## [WHAT YOU NEED TO DO]
a) According to the blog entries, what are the dimensions of the writer's cubicle at work?
b) From the blog entries, return the passage that opens with the words containing "Tuesday, August 10, 2010" and closes with "snuggly teddy bears).".

Wednesday, August 11, 2010

La Boulange

The blood running through my veins is starting to feel prickly again. I feel my heart beating ever the slightest-ly faster-ly, struggling to keep with the rapidfastrate at which my the neurons in my mind are shooting away. The gap created between the speed of my mind and the speed of my lagging body widens and falls upon itself, swallowing itself whole as I struggle to make sense of the multitude of scattered thoughts in my mind - of my anchorlessness and of my listlessness. Attempts to calm down and slow down my mind work only for the slightest fraction of a second before returning to its previous state, as I grasp only the overwhelming state of all things.

Today is not a good day for me, and I don't know if I can manage to fully address the sources of these multiple (admittedly) neuroses which exist only in my mind and in the speed on my low pressured beating heart.

Tuesday, August 10, 2010

M/s A

I seldom write nowadays because all I do is work, and them come home. Even my meet ups with friends have been painfully sporadic and more sentimental than ground breaking (I mean, there is only so many new things that can possibly happen with people you've known for some years!) - as a result 70% of my life merges into some blurry blob known as my 1.5m x 1.5m cubicle at work, bordered by J, a secretary to a Type A woman, aforementioned Type A partner and another male Type AAA (he is so type A, he makes Type As look like snuggly teddy bears).

(Element box annotations)
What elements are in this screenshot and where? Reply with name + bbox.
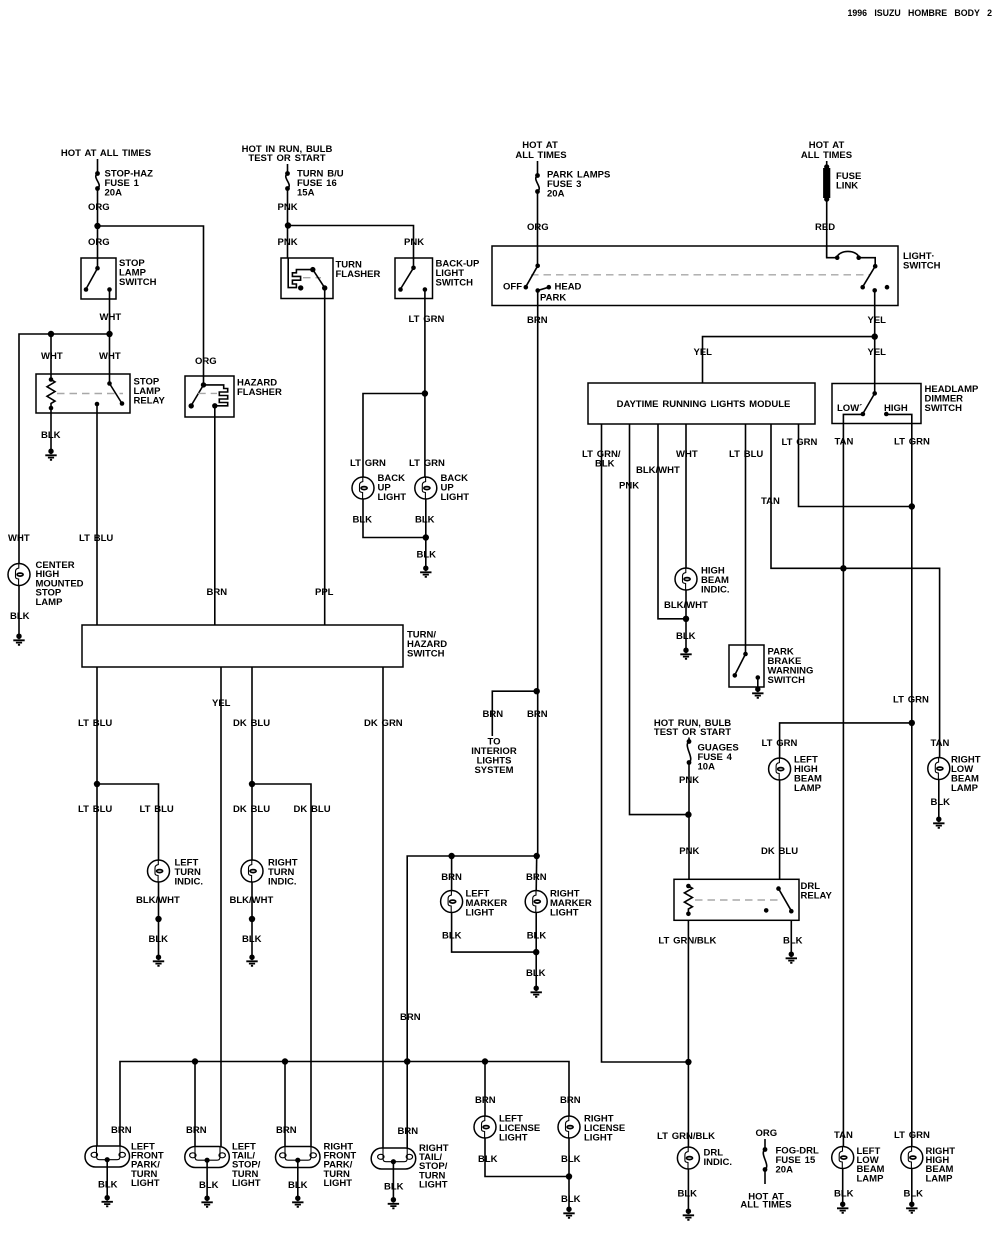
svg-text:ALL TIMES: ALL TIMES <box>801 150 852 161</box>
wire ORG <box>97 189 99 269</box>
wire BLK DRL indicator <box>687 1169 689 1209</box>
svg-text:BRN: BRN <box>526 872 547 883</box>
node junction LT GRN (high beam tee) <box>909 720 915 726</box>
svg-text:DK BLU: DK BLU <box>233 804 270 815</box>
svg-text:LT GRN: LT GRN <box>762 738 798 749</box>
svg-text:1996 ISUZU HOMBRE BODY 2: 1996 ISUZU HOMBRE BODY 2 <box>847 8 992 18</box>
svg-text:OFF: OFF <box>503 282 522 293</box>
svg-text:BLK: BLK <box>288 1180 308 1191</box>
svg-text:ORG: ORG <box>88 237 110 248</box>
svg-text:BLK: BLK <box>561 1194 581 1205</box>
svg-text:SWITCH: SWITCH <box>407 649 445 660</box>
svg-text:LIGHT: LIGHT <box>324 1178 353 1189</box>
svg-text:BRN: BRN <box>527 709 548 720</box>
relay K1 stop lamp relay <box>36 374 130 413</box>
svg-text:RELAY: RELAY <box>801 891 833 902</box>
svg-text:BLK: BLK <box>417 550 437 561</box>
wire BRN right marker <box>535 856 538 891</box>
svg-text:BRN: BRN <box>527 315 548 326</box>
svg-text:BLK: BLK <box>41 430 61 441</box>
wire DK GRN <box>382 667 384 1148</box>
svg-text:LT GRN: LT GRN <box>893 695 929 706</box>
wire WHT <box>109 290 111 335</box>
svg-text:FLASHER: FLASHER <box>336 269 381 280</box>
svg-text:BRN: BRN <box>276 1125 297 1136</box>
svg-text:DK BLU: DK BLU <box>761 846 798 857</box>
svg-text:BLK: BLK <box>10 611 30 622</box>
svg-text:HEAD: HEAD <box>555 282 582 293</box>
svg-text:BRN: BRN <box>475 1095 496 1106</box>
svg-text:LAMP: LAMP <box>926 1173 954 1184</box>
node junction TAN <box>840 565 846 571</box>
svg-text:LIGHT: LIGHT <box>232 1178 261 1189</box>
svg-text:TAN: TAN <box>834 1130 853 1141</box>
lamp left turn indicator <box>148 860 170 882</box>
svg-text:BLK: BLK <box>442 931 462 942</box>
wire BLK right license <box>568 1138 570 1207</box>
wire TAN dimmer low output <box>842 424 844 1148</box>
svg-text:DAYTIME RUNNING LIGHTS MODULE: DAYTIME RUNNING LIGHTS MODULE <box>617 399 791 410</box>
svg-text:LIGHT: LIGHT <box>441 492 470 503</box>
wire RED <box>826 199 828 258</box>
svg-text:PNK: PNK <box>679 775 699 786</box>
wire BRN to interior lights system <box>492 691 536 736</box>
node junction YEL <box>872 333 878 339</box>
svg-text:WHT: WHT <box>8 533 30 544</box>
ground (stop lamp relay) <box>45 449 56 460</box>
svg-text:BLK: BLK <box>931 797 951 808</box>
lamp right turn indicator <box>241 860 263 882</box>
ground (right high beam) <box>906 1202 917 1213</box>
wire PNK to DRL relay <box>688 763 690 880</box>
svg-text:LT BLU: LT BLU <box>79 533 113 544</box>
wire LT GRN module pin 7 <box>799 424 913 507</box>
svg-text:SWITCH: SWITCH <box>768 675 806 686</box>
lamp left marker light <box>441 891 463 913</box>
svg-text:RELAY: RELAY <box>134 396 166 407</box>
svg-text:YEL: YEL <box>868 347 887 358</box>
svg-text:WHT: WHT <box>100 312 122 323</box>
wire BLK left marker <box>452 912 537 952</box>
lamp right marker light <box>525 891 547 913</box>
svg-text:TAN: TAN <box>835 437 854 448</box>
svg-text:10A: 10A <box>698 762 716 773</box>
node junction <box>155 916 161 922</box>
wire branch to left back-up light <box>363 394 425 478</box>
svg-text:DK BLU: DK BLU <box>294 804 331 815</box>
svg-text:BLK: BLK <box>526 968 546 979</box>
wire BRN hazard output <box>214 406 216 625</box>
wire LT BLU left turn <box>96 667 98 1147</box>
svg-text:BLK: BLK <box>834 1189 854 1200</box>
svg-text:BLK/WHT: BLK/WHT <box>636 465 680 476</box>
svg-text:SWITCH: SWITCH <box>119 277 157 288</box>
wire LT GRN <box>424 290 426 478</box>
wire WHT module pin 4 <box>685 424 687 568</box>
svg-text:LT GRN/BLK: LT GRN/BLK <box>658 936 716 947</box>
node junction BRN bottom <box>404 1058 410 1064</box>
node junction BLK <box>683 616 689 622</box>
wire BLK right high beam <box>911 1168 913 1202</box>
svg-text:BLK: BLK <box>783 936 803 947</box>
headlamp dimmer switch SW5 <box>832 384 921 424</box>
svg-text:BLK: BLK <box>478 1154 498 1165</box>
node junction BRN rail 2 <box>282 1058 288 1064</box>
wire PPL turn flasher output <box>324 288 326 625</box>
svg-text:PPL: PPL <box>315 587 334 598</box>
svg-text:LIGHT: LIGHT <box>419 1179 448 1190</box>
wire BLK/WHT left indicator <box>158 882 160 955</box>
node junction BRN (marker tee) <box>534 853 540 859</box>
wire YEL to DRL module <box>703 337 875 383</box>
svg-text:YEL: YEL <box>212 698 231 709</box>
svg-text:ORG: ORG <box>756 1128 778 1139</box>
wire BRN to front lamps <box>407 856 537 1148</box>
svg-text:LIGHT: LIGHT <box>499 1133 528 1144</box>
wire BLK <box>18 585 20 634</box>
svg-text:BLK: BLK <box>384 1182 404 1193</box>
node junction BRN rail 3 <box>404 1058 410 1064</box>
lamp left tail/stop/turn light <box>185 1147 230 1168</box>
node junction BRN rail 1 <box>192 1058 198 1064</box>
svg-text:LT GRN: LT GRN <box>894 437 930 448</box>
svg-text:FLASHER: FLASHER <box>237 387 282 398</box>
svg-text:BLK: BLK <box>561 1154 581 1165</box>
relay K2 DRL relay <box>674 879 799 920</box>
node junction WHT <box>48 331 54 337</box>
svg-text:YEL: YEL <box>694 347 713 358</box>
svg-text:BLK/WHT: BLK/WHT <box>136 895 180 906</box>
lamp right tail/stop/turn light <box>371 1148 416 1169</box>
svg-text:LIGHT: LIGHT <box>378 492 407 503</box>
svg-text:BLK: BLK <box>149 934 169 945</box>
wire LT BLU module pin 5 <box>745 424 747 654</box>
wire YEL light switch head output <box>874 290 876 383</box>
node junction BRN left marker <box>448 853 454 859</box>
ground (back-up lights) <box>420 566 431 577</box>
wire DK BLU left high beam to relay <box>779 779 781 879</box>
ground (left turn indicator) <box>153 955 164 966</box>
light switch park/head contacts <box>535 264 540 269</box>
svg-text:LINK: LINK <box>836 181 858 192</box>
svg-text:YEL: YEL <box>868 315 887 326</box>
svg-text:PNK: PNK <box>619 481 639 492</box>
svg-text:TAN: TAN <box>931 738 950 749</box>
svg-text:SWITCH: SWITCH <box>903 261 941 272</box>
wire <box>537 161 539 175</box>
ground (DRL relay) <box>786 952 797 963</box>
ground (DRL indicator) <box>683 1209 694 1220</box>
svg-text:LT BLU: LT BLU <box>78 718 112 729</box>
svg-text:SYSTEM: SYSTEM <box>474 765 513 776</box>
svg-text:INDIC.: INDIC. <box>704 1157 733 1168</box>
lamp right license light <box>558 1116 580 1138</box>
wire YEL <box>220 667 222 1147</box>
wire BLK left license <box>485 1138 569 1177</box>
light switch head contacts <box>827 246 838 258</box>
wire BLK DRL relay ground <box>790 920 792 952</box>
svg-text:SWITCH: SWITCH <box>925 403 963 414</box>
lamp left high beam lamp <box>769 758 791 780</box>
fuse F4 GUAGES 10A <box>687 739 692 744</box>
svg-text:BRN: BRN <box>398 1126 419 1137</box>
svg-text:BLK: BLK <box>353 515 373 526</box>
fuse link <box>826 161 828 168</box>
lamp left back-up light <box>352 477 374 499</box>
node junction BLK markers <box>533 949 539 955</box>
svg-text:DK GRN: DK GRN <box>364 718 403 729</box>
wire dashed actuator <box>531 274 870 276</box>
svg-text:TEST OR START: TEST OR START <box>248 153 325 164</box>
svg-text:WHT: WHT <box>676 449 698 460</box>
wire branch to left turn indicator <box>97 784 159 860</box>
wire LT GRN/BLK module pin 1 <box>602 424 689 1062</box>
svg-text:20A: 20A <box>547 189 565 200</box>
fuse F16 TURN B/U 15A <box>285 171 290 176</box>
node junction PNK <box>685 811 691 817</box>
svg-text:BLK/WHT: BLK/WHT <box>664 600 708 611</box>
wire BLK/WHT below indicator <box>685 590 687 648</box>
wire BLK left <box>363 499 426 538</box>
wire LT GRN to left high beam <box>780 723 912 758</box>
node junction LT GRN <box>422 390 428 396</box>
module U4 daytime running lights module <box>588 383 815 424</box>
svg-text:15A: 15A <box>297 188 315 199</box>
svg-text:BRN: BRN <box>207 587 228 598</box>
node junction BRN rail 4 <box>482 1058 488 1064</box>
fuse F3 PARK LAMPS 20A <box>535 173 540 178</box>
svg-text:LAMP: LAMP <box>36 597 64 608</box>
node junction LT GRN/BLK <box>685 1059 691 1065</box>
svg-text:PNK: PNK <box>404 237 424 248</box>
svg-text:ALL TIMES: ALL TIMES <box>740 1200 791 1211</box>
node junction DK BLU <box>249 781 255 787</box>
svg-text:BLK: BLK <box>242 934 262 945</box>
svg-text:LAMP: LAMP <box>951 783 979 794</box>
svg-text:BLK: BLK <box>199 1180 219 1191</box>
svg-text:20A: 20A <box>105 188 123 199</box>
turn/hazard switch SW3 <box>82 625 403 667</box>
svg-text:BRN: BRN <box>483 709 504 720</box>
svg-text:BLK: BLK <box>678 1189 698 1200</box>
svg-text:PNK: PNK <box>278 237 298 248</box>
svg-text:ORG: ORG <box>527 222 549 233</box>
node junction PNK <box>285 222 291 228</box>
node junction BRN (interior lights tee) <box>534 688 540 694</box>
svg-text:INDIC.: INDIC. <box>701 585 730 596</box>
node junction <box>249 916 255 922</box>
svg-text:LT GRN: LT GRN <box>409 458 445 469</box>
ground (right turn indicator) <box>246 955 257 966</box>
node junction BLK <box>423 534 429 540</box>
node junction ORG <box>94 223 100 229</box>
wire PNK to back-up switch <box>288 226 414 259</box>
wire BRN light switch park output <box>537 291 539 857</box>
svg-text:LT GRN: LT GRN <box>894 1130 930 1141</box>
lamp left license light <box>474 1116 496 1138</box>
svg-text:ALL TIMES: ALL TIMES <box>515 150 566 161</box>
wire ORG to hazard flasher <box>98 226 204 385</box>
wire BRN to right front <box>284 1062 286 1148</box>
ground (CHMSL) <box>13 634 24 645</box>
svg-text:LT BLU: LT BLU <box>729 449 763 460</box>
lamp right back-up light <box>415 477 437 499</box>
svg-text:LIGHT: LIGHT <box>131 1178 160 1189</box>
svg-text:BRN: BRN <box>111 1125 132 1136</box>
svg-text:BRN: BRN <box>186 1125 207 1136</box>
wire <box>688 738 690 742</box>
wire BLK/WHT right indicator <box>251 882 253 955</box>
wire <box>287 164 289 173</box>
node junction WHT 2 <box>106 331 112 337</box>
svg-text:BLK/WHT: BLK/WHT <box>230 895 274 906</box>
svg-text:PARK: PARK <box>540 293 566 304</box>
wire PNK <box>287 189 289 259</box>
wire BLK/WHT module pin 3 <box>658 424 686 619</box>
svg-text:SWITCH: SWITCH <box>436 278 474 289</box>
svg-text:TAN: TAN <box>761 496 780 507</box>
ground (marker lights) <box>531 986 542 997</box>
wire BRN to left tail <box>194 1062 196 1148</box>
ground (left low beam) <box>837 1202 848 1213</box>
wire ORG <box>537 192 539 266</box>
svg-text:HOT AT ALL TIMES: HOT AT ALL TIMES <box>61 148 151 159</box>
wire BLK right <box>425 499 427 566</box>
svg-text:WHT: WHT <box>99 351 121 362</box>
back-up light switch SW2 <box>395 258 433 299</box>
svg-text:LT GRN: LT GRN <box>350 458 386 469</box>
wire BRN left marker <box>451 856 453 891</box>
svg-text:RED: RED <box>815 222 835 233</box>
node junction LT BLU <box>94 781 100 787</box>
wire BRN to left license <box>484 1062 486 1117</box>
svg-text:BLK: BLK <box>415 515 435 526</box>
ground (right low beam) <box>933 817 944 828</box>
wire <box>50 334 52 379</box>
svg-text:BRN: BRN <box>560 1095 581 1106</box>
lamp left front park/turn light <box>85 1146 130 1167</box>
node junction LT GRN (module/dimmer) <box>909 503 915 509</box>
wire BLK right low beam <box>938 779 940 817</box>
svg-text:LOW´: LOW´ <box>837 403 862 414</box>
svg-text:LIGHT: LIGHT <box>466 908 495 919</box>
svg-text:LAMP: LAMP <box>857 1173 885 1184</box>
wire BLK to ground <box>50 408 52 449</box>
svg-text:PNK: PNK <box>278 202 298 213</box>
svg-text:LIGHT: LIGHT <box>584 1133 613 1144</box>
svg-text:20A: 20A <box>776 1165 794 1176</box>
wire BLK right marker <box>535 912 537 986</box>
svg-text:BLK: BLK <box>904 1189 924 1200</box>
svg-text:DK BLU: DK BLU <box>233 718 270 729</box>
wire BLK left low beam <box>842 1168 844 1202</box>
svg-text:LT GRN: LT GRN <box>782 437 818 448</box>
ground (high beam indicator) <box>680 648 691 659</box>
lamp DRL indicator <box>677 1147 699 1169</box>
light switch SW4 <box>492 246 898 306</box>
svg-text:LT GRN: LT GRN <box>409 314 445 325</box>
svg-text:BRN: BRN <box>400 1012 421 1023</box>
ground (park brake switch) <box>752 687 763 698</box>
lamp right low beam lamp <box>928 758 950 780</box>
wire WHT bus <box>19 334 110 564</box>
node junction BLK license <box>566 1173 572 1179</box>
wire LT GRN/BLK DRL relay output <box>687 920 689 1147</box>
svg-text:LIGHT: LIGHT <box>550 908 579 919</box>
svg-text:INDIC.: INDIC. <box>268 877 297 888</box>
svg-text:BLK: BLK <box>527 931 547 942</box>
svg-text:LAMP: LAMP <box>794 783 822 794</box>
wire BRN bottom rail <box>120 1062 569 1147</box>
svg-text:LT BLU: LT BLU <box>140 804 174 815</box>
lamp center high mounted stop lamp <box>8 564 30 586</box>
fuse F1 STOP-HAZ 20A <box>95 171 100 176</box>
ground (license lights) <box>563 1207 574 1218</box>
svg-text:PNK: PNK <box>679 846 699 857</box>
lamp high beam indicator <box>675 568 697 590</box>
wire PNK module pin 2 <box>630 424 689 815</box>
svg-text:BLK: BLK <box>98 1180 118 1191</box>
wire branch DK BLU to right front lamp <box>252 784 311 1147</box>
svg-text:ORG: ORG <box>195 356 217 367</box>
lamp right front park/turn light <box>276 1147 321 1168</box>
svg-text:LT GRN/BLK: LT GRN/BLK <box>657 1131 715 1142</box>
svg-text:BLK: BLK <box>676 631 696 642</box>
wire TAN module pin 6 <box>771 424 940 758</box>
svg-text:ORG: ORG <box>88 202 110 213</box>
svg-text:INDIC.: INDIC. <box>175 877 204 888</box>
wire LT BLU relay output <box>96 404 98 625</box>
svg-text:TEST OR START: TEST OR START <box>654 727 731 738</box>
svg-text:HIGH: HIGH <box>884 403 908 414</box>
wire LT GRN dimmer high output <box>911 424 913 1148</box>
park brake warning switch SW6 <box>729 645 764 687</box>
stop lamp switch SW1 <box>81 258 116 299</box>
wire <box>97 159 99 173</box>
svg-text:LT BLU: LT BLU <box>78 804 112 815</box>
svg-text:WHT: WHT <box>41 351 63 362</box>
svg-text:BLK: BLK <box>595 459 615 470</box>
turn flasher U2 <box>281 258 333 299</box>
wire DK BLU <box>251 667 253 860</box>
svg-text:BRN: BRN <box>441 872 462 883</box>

## [FULL ANSWERS]
a) 1.5m x 1.5m

b)
Tuesday, August 10, 2010

M/s A

I seldom write nowadays because all I do is work, and them come home. Even my meet ups with friends have been painfully sporadic and more sentimental than ground breaking (I mean, there is only so many new things that can possibly happen with people you've known for some years!) - as a result 70% of my life merges into some blurry blob known as my 1.5m x 1.5m cubicle at work, bordered by J, a secretary to a Type A woman, aforementioned Type A partner and another male Type AAA (he is so type A, he makes Type As look like snuggly teddy bears).